#### EXTRACTED MATERIAL
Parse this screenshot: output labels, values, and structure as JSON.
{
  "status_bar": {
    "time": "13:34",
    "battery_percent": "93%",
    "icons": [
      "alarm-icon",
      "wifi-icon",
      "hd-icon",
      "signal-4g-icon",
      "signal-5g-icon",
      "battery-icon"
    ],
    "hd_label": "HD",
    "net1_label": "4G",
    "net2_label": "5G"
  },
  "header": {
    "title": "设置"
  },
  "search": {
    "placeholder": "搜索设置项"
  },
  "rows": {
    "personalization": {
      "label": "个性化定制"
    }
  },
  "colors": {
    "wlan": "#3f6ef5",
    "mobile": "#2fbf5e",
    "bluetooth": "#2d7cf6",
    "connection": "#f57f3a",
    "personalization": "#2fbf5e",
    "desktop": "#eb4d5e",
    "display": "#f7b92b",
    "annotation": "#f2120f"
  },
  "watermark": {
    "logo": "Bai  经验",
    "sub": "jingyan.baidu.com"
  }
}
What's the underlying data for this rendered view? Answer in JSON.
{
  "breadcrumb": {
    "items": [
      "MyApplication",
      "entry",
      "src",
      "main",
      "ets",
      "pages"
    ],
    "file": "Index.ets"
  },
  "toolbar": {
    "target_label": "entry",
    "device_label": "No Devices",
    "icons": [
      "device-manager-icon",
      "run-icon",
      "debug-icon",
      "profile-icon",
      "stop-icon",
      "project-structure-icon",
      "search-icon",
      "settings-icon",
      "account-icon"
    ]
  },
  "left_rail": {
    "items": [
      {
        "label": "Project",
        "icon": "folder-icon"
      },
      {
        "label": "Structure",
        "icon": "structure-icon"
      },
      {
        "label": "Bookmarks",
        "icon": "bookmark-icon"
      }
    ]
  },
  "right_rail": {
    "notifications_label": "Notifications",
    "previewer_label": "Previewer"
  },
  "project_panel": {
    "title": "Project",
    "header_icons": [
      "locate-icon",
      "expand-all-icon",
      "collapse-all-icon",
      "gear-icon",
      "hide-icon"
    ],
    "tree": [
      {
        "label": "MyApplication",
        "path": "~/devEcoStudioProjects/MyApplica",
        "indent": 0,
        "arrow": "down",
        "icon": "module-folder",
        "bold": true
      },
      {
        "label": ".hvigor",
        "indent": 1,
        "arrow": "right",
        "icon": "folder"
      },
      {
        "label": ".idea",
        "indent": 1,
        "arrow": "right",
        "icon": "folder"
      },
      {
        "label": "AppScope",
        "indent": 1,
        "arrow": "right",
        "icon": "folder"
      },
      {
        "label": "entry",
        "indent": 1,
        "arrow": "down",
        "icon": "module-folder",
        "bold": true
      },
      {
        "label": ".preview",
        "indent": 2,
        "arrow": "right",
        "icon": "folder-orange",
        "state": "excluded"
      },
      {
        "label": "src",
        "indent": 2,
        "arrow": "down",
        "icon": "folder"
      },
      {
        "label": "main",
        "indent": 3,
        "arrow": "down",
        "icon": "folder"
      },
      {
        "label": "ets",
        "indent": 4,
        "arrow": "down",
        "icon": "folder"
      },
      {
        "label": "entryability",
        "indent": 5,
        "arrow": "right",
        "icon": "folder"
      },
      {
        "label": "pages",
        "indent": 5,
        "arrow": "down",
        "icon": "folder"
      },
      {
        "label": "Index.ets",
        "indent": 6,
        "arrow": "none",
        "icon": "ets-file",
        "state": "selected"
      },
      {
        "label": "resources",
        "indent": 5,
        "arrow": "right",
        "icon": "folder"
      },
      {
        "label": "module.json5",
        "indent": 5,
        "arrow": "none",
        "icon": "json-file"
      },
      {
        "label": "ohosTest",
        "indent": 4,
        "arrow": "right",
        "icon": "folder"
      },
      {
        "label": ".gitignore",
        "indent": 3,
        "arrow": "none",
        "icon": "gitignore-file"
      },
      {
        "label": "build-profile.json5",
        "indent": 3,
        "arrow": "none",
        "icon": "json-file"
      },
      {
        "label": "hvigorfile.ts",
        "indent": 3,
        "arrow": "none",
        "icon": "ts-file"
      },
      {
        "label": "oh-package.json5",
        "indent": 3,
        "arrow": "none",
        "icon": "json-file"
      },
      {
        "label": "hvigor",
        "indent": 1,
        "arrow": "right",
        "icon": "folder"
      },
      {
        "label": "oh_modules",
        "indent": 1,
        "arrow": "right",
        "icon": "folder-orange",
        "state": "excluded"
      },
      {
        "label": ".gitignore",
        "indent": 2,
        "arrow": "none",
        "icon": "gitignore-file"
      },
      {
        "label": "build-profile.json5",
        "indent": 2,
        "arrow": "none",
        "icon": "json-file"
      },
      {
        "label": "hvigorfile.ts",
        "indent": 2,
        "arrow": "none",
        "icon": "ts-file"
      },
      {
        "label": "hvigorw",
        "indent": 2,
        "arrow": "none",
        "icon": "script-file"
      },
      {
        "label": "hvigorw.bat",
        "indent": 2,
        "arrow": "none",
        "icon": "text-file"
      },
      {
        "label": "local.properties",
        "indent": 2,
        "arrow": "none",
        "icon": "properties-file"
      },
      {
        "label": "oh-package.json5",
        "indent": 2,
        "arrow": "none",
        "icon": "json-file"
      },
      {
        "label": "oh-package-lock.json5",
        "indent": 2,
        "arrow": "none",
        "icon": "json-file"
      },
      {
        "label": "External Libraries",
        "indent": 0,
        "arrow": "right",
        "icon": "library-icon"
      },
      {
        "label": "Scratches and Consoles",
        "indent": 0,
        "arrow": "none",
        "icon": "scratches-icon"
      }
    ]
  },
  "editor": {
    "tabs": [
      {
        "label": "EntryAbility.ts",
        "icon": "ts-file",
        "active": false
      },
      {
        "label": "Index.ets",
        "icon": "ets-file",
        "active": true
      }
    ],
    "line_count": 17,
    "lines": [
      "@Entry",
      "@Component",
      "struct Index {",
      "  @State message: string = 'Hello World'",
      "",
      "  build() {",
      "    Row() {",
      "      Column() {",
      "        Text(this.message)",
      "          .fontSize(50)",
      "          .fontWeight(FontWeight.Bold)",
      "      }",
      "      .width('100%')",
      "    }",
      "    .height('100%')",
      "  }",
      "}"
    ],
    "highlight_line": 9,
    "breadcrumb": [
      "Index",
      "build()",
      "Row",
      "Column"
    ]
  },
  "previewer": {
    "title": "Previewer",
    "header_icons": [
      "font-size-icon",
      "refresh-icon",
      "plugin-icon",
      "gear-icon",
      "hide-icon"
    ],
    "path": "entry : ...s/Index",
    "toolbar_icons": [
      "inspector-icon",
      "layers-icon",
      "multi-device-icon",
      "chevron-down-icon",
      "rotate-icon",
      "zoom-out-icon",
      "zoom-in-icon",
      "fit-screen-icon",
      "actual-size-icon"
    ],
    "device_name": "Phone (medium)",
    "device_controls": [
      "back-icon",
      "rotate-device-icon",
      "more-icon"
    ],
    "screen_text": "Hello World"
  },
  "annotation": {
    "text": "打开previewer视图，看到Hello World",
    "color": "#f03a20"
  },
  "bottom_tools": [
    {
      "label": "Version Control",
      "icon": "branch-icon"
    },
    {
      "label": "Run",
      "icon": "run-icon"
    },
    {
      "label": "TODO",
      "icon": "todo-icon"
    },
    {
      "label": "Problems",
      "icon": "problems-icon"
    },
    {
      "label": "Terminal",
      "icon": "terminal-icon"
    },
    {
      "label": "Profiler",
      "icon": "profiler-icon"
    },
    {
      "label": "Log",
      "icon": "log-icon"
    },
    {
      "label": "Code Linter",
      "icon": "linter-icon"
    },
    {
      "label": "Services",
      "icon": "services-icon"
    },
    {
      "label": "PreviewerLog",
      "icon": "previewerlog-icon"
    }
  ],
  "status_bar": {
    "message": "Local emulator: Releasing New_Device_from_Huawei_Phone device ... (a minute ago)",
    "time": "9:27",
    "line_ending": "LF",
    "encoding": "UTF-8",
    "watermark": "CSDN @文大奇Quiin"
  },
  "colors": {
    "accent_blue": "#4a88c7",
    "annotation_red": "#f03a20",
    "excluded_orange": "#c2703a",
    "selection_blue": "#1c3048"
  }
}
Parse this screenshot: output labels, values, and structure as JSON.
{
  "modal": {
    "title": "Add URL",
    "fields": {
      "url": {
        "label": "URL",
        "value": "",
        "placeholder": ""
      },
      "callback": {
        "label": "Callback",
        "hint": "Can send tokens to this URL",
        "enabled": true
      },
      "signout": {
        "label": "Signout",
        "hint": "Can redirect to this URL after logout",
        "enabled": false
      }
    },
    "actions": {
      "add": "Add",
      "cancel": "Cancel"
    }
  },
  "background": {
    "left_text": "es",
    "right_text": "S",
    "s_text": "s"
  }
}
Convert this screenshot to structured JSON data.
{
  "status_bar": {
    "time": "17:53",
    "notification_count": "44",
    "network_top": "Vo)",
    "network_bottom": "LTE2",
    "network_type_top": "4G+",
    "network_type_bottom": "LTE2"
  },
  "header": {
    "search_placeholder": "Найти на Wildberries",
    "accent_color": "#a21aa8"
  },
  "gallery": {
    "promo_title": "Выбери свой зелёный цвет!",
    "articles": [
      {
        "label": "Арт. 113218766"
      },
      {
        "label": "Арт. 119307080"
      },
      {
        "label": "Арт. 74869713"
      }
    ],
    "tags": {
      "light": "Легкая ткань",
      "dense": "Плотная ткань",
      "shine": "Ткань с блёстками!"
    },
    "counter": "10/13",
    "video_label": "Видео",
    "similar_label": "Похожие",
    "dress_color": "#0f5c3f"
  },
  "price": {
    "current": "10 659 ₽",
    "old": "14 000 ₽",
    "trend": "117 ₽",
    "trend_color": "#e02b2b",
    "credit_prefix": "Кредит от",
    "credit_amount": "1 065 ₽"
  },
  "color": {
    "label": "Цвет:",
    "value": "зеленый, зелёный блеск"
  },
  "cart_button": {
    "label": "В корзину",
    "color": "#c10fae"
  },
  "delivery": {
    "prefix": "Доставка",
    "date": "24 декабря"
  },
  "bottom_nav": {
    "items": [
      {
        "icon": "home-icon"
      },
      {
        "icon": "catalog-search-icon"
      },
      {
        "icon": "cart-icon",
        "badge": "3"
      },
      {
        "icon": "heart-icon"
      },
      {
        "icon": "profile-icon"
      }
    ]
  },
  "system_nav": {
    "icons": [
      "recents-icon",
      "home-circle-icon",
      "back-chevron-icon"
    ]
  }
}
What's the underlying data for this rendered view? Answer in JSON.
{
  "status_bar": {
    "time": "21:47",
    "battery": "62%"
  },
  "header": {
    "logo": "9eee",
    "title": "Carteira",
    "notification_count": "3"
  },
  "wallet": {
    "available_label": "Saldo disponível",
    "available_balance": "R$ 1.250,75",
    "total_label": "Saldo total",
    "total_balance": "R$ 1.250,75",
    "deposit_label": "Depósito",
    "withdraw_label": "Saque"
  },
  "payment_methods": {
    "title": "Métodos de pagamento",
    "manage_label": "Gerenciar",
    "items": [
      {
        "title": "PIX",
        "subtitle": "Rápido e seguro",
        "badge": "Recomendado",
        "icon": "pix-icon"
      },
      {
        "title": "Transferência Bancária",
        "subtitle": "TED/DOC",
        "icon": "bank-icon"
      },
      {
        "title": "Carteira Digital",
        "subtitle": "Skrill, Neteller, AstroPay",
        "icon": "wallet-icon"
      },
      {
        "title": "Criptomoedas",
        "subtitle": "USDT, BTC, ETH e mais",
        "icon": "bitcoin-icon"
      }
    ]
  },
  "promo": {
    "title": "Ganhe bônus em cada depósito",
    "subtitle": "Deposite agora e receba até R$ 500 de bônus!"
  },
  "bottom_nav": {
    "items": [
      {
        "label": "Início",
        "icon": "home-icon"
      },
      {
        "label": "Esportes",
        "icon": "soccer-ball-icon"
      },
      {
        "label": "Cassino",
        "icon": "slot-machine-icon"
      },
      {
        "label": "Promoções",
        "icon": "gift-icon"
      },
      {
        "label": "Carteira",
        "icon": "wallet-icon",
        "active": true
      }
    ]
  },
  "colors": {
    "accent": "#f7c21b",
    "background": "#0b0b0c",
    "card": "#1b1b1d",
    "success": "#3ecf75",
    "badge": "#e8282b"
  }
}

#### REQUIRED TASK
Say how many lines of the material contain the word "bônus", with no other text.

#### SOLUTION TO THE PROBLEM
2